- [ITEMS]
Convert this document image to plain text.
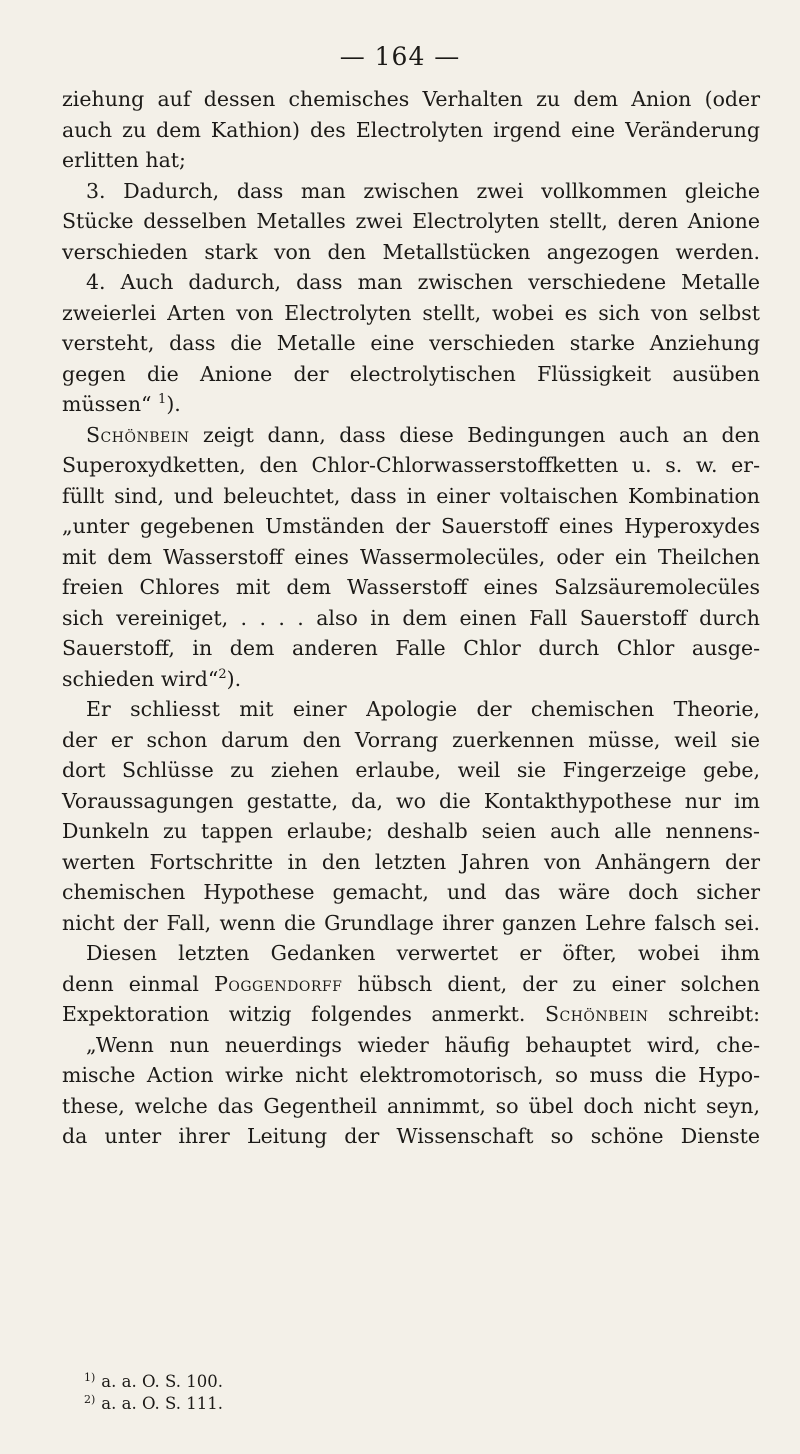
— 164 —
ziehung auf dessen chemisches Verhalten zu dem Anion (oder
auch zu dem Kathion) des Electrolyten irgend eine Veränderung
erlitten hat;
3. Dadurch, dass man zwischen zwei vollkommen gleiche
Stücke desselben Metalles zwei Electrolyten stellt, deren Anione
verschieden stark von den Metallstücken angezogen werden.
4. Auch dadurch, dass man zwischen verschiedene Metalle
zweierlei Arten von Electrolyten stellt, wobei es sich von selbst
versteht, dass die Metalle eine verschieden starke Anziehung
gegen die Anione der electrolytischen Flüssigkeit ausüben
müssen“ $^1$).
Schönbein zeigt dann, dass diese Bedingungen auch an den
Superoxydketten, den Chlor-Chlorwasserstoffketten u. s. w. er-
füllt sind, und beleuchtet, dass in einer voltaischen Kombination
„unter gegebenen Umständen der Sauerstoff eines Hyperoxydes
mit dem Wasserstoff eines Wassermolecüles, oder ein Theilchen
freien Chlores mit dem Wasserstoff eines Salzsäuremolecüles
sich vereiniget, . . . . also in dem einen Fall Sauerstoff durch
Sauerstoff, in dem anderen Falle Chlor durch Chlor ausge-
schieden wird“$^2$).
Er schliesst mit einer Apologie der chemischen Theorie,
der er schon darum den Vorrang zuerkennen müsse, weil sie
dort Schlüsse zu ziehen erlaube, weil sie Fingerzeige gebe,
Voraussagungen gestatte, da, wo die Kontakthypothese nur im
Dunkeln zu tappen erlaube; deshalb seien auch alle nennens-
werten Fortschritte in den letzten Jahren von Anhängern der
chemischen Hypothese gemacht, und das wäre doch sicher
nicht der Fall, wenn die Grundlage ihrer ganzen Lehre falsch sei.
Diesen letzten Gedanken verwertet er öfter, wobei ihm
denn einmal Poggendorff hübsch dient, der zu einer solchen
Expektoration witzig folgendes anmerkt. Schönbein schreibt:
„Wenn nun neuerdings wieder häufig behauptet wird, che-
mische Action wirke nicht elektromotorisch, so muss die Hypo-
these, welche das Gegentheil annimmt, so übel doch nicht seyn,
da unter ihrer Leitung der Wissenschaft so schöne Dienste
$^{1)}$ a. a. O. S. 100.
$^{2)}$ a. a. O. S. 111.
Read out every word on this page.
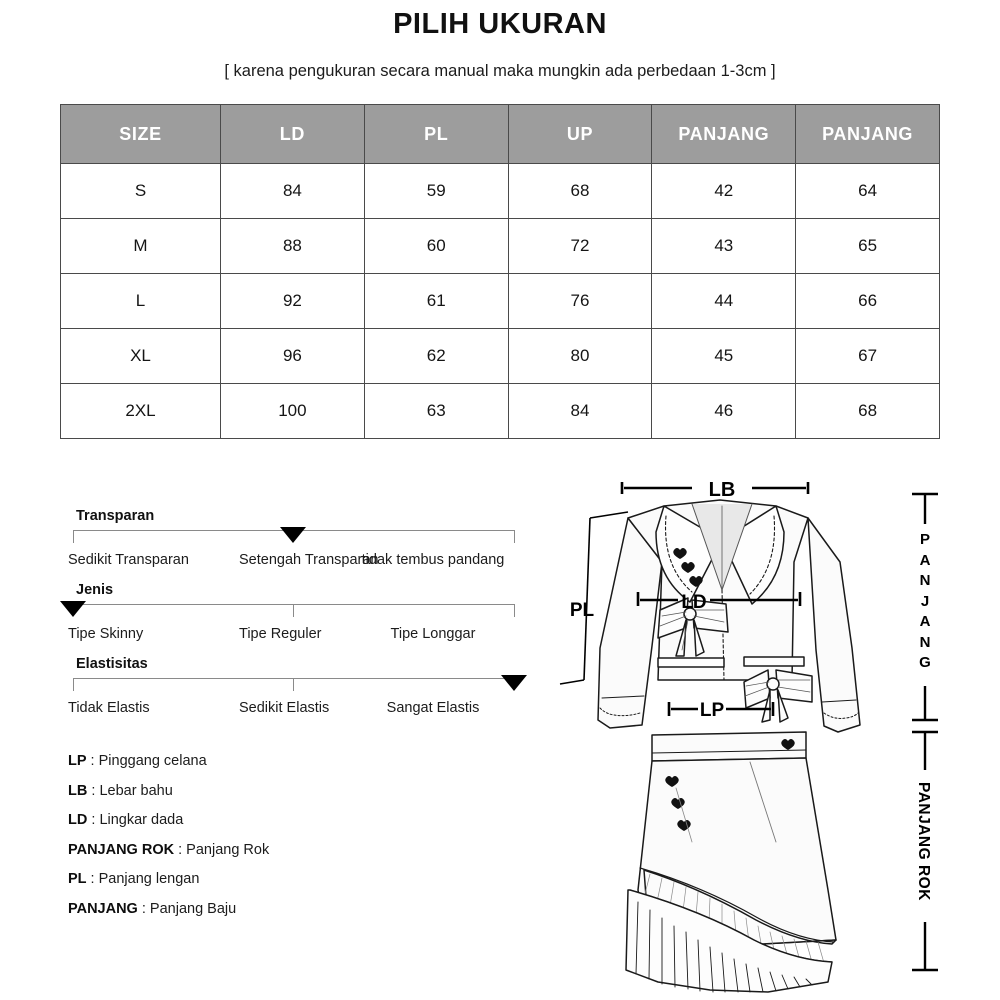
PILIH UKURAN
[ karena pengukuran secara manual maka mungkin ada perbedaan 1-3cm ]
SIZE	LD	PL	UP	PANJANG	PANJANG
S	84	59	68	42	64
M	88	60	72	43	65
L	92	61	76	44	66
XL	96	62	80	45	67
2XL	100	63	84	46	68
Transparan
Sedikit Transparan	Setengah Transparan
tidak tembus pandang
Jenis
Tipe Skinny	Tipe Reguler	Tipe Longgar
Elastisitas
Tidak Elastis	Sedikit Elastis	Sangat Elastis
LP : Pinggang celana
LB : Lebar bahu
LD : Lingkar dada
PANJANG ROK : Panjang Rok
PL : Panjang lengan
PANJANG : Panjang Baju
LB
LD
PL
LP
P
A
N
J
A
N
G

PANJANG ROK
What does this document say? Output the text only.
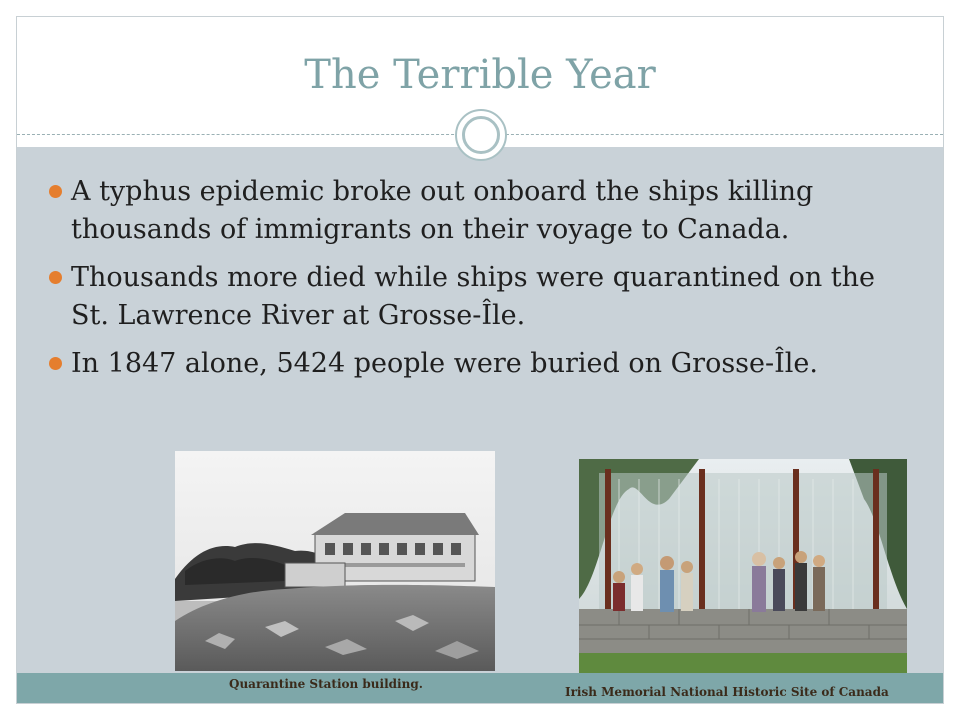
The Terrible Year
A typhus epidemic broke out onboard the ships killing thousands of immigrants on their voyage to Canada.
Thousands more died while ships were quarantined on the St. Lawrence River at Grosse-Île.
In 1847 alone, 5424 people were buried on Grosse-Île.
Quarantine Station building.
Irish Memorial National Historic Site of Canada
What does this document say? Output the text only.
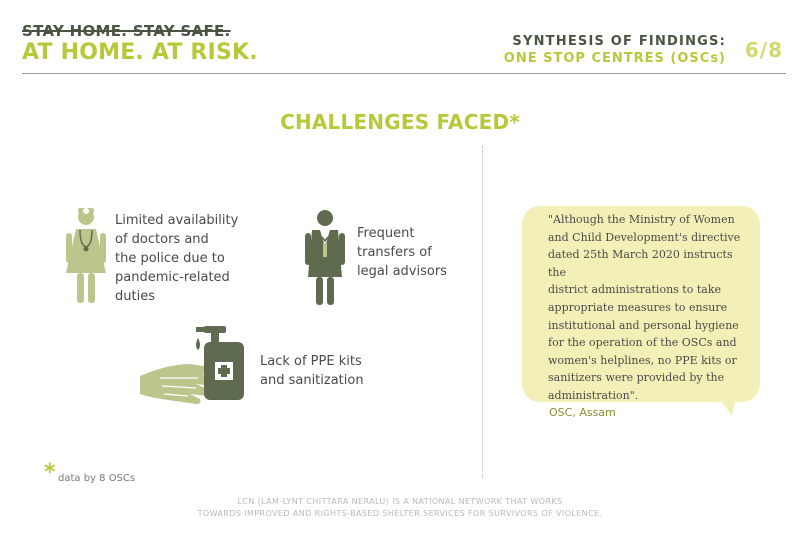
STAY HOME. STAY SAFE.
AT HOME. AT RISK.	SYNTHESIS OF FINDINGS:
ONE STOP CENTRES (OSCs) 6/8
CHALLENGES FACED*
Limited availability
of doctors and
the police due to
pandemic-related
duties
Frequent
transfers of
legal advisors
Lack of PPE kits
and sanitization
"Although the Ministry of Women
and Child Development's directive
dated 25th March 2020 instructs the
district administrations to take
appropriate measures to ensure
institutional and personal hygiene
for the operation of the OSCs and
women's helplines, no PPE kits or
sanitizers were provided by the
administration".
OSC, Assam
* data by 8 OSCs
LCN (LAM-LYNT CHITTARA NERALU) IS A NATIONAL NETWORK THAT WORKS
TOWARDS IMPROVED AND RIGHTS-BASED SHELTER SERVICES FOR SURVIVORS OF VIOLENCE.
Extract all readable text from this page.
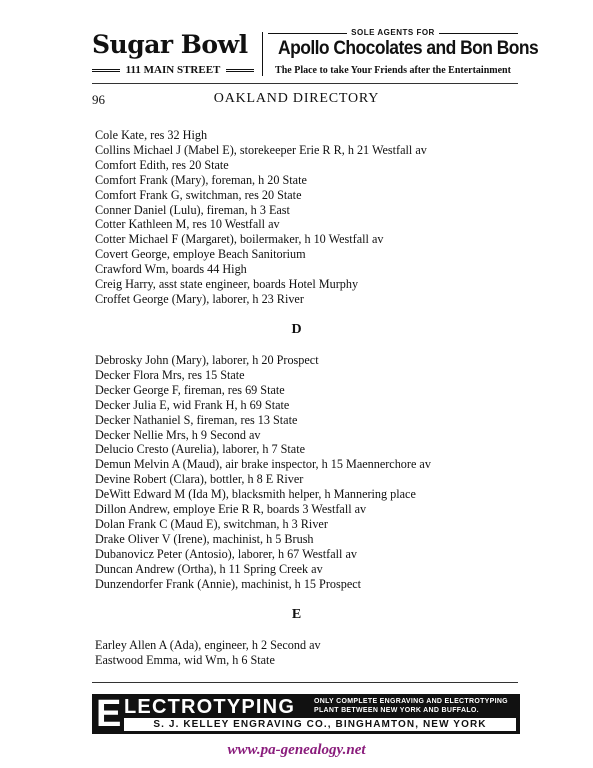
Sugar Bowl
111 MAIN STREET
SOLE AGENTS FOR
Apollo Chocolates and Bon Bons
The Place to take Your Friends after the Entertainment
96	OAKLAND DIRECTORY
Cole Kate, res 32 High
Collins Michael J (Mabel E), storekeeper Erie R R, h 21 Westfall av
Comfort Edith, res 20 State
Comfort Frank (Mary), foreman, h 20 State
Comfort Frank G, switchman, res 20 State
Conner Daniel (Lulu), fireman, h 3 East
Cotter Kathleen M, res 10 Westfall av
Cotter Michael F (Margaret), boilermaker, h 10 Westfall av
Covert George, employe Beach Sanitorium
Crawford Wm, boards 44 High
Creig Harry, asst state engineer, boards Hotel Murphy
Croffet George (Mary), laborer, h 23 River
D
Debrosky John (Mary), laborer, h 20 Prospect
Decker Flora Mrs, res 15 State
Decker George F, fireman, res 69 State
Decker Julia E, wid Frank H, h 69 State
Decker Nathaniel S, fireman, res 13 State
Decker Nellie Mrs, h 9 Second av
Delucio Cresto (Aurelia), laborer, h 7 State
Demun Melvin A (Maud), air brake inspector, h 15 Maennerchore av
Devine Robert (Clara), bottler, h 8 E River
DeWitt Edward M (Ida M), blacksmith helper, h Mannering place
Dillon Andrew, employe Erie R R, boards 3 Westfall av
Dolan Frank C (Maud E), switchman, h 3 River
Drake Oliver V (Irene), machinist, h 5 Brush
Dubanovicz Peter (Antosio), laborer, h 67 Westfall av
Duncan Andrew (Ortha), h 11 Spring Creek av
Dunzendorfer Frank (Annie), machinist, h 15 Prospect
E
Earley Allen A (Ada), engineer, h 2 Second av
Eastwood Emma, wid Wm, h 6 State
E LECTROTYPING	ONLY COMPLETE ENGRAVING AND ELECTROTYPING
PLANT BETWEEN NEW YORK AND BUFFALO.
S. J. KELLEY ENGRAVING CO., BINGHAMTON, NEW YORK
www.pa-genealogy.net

- [REQUEST] Copy all lines in the listing above where the string "Frank" appears.

- [THE COMPLETED TASK]
Comfort Frank (Mary), foreman, h 20 State
Comfort Frank G, switchman, res 20 State
Decker Julia E, wid Frank H, h 69 State
Dolan Frank C (Maud E), switchman, h 3 River
Dunzendorfer Frank (Annie), machinist, h 15 Prospect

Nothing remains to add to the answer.